[Directions] Omit the images, then output each of the records below exactly.

[Rows from a dataset]
* * * *
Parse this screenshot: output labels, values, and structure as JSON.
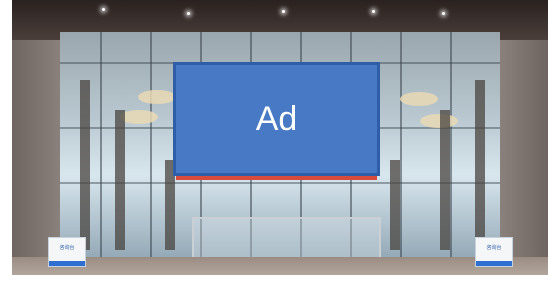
{
  "ad": {
    "label": "Ad",
    "fill": "#4779c4",
    "border": "#2e5ea8"
  },
  "photo": {
    "subject": "glass-curtain-wall-lobby"
  },
  "signs": {
    "left_text": "咨询台",
    "right_text": "咨询台"
  }
}
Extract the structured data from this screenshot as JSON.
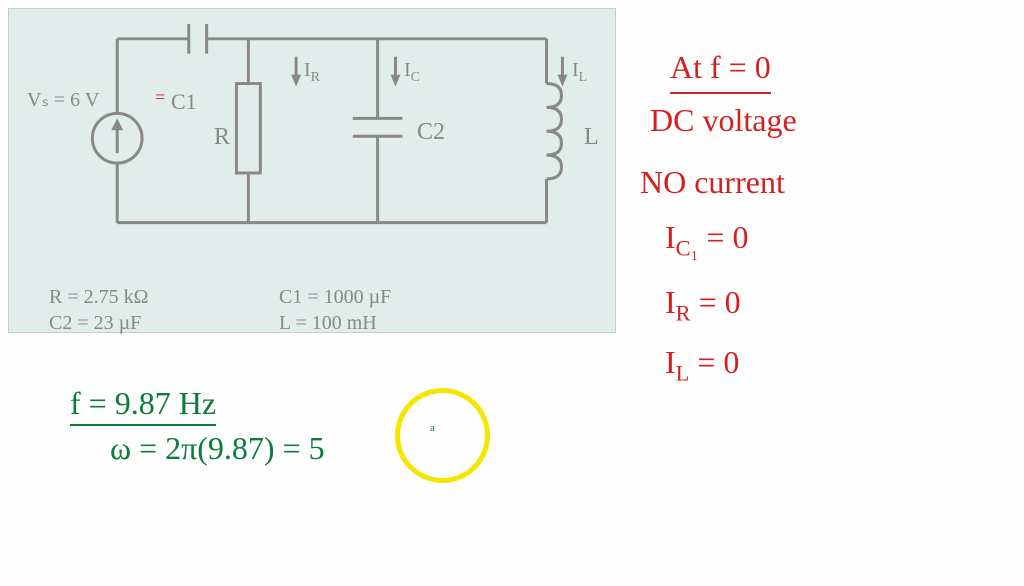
* * * *
[Response]
Parse this screenshot: output labels, values, and structure as JSON.
{
  "ad": {
    "label": "Ad",
    "fill": "#4779c4",
    "border": "#2e5ea8"
  },
  "photo": {
    "subject": "glass-curtain-wall-lobby"
  },
  "signs": {
    "left_text": "咨询台",
    "right_text": "咨询台"
  }
}
Extract the structured data from this screenshot as JSON.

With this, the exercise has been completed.